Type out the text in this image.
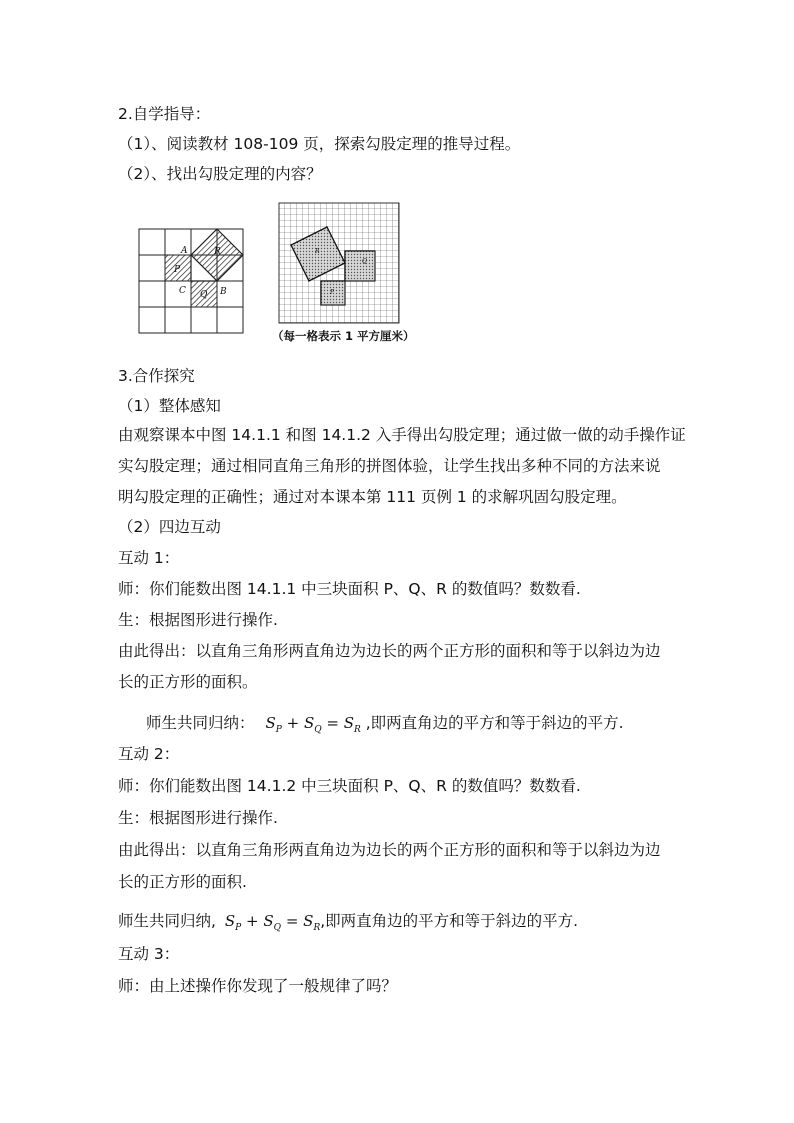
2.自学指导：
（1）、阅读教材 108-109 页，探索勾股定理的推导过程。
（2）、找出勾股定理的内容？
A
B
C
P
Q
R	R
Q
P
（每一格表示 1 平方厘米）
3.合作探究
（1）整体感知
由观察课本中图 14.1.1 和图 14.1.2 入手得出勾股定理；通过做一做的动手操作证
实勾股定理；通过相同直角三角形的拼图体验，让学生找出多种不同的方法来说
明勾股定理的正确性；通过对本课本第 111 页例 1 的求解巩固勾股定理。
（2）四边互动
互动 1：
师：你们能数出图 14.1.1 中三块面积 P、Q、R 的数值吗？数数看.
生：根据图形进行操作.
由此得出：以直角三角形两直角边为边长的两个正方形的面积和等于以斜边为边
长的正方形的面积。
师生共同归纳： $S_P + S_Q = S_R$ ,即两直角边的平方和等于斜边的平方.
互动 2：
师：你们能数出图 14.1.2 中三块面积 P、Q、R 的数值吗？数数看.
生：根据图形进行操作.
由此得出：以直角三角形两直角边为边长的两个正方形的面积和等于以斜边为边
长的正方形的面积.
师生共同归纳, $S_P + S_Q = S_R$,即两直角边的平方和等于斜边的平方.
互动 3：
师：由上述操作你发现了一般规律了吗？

----------

→ Stated exercise
The material above holds pictures; copy everything else in it exactly.

→ Expected output
Type out the text in this image.
2.自学指导：
（1）、阅读教材 108-109 页，探索勾股定理的推导过程。
（2）、找出勾股定理的内容？
A
B
C
P
Q
R	R
Q
P
（每一格表示 1 平方厘米）
3.合作探究
（1）整体感知
由观察课本中图 14.1.1 和图 14.1.2 入手得出勾股定理；通过做一做的动手操作证
实勾股定理；通过相同直角三角形的拼图体验，让学生找出多种不同的方法来说
明勾股定理的正确性；通过对本课本第 111 页例 1 的求解巩固勾股定理。
（2）四边互动
互动 1：
师：你们能数出图 14.1.1 中三块面积 P、Q、R 的数值吗？数数看.
生：根据图形进行操作.
由此得出：以直角三角形两直角边为边长的两个正方形的面积和等于以斜边为边
长的正方形的面积。
师生共同归纳： $S_P + S_Q = S_R$ ,即两直角边的平方和等于斜边的平方.
互动 2：
师：你们能数出图 14.1.2 中三块面积 P、Q、R 的数值吗？数数看.
生：根据图形进行操作.
由此得出：以直角三角形两直角边为边长的两个正方形的面积和等于以斜边为边
长的正方形的面积.
师生共同归纳, $S_P + S_Q = S_R$,即两直角边的平方和等于斜边的平方.
互动 3：
师：由上述操作你发现了一般规律了吗？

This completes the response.